Copy each line that contains the string "CINEMA".

* **INFORMATION GIVEN**:
______

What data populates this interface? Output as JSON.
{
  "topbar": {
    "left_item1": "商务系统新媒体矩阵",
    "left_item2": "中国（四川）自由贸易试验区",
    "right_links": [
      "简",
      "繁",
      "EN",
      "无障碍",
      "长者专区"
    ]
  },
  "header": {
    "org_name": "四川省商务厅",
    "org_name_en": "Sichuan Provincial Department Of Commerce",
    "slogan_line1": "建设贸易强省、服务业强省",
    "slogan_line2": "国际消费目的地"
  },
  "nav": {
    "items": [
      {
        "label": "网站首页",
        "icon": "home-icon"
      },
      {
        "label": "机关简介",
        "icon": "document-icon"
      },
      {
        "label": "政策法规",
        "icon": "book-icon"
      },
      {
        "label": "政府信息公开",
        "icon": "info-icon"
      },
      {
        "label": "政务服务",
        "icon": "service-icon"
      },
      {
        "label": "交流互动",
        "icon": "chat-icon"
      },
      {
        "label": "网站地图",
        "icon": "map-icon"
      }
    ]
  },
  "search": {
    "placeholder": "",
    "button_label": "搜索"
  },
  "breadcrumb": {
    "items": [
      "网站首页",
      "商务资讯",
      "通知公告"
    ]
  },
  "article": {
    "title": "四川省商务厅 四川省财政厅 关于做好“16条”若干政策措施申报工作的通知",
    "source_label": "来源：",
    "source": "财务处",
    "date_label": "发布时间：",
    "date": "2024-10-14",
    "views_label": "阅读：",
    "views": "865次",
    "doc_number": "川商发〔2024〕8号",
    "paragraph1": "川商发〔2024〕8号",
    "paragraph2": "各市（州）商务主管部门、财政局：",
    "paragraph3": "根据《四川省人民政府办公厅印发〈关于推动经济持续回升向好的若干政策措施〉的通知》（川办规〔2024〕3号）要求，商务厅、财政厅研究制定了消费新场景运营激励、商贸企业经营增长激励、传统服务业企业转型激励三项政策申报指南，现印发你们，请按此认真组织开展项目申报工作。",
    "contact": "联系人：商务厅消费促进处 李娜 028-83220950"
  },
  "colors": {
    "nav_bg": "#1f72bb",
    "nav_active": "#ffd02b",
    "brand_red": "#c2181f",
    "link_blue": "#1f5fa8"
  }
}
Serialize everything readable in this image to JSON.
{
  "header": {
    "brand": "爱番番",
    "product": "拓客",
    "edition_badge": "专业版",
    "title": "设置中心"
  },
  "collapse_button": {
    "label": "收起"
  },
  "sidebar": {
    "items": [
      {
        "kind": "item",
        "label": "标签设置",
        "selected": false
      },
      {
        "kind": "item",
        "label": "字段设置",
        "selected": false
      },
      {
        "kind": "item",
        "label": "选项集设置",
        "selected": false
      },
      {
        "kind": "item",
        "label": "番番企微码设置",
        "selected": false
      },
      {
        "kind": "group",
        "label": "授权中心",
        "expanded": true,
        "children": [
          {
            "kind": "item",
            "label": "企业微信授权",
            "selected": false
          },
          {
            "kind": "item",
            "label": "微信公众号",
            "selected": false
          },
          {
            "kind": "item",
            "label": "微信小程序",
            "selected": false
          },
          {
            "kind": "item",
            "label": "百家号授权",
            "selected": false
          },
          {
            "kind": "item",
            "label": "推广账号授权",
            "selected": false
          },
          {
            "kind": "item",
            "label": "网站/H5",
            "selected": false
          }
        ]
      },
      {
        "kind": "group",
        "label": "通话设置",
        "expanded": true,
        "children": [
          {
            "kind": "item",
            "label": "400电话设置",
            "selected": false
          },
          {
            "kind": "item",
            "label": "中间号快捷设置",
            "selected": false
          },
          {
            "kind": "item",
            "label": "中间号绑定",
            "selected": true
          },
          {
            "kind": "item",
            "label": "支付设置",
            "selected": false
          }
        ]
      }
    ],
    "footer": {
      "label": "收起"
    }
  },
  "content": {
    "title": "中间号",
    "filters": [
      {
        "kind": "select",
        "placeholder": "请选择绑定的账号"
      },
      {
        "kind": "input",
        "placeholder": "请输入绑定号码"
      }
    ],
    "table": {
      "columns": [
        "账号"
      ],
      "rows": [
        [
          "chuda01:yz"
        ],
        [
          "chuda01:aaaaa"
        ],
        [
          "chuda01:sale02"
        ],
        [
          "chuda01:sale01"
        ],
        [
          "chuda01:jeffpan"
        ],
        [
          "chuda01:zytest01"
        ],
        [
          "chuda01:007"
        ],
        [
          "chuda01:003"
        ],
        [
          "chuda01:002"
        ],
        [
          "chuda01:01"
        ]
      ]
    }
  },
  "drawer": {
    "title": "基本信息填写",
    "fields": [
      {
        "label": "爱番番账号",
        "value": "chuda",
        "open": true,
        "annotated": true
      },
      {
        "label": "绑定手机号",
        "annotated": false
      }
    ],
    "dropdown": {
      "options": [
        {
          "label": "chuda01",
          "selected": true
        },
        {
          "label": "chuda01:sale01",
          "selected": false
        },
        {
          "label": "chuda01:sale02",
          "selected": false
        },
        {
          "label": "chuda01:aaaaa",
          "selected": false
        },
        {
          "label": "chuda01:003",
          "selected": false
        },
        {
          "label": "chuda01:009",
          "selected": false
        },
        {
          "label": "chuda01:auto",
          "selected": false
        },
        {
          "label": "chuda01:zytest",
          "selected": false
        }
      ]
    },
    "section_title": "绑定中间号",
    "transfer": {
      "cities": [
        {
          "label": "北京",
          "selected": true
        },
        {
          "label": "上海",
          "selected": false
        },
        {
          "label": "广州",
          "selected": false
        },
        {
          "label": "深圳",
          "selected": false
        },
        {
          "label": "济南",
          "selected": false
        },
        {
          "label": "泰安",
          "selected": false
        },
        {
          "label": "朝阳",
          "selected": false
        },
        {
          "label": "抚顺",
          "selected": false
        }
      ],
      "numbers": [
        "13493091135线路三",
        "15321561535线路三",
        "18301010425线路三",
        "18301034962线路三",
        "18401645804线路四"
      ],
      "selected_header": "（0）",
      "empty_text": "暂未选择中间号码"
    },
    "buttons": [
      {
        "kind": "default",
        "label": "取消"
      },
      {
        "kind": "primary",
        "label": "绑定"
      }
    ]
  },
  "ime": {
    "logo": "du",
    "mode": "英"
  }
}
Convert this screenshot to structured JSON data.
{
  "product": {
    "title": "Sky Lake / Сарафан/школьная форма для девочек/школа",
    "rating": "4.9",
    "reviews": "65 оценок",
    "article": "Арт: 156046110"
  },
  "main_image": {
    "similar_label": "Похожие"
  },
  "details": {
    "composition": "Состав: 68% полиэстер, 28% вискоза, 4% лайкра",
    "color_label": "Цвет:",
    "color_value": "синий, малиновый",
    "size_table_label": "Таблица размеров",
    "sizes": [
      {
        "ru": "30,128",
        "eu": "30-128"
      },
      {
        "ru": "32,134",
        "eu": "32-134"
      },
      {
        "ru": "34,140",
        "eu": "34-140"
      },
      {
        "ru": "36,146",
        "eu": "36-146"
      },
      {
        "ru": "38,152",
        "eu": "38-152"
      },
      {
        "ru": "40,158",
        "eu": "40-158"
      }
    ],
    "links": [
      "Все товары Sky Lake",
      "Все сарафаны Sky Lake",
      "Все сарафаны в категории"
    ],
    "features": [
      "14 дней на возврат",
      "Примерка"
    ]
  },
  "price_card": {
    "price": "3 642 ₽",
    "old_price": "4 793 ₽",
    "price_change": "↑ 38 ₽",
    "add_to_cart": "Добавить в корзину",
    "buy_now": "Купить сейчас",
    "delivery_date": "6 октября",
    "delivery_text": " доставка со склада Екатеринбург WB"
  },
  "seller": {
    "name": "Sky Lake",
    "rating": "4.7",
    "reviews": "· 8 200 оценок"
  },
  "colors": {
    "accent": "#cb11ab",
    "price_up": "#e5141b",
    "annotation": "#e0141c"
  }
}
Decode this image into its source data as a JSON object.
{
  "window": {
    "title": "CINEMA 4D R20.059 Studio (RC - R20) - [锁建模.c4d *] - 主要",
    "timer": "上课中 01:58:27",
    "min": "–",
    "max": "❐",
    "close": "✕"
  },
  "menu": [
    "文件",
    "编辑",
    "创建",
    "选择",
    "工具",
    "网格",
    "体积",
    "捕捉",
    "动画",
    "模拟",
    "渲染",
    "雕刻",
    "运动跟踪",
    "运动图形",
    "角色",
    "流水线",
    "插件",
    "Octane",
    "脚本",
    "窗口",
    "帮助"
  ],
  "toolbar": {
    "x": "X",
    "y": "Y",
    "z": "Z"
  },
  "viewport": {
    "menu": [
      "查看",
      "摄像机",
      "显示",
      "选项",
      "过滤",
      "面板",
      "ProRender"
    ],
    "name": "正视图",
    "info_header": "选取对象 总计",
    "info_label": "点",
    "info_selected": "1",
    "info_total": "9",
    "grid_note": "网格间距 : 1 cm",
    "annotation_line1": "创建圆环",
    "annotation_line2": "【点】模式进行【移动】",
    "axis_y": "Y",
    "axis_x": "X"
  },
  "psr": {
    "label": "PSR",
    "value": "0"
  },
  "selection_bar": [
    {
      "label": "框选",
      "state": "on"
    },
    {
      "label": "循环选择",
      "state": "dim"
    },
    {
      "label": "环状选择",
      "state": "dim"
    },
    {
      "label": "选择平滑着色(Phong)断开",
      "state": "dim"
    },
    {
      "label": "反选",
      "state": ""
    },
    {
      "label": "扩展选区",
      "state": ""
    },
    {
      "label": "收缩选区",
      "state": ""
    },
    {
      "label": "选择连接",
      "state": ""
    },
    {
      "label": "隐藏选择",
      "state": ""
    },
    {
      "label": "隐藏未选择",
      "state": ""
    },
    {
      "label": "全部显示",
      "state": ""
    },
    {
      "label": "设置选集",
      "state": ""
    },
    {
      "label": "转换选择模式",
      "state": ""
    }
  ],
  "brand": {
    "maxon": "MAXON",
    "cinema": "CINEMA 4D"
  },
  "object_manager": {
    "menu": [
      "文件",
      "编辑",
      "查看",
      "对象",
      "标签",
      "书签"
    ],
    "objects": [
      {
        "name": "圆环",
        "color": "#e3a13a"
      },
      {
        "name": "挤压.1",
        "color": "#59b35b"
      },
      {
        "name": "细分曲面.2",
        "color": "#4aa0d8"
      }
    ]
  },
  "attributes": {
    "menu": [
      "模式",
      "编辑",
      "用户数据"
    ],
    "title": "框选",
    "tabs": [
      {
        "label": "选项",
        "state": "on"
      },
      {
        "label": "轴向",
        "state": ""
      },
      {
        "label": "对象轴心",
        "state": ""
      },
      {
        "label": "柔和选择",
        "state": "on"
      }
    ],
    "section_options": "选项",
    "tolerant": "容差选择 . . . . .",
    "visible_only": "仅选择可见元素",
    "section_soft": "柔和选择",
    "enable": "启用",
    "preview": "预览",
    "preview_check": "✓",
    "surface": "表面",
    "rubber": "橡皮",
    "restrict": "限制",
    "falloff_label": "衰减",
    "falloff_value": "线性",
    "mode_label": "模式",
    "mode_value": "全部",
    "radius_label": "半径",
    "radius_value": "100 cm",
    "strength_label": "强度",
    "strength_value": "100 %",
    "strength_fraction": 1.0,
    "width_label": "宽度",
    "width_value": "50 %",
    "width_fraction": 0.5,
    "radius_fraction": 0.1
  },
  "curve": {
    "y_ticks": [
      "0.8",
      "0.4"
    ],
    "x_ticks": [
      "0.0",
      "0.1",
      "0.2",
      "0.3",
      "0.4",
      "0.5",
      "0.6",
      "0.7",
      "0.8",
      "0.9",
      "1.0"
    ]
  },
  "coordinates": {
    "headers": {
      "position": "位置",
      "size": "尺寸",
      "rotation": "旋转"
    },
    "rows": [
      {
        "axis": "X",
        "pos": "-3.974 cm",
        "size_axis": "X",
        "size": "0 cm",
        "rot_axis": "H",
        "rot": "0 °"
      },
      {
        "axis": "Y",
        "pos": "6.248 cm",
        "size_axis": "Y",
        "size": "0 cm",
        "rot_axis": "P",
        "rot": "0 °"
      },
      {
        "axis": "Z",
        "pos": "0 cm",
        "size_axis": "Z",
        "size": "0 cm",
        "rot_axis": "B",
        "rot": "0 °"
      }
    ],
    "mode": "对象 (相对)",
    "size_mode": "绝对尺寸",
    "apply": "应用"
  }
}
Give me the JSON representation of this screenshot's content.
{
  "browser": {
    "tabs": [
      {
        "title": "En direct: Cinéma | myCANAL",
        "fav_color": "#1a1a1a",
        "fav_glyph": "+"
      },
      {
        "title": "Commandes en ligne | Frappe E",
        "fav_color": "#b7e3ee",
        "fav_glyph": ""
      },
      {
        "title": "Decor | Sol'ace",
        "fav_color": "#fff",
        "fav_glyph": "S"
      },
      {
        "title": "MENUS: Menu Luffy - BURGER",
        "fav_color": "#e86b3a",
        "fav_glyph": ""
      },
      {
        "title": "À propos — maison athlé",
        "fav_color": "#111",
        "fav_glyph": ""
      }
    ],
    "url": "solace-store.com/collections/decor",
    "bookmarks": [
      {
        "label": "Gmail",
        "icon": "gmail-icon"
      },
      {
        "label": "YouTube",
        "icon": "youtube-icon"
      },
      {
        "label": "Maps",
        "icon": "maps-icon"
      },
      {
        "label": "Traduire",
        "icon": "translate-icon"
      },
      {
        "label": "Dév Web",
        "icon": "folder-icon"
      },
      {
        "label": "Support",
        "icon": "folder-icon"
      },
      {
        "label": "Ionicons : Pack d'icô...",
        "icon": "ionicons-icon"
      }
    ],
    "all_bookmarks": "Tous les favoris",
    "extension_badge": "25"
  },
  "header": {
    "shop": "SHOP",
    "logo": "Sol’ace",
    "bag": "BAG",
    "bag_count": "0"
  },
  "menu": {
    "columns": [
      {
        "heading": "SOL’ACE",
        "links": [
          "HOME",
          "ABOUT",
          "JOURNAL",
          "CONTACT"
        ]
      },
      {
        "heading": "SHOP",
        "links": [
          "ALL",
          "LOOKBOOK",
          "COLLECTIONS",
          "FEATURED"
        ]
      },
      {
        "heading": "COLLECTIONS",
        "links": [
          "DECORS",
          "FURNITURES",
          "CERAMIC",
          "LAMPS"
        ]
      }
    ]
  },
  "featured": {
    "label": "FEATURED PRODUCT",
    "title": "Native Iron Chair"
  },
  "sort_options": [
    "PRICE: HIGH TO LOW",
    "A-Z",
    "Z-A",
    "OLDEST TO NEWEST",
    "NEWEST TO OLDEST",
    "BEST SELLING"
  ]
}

______

* **COMPLETE ANSWER**:
    "title": "CINEMA 4D R20.059 Studio (RC - R20) - [锁建模.c4d *] - 主要",
    "cinema": "CINEMA 4D"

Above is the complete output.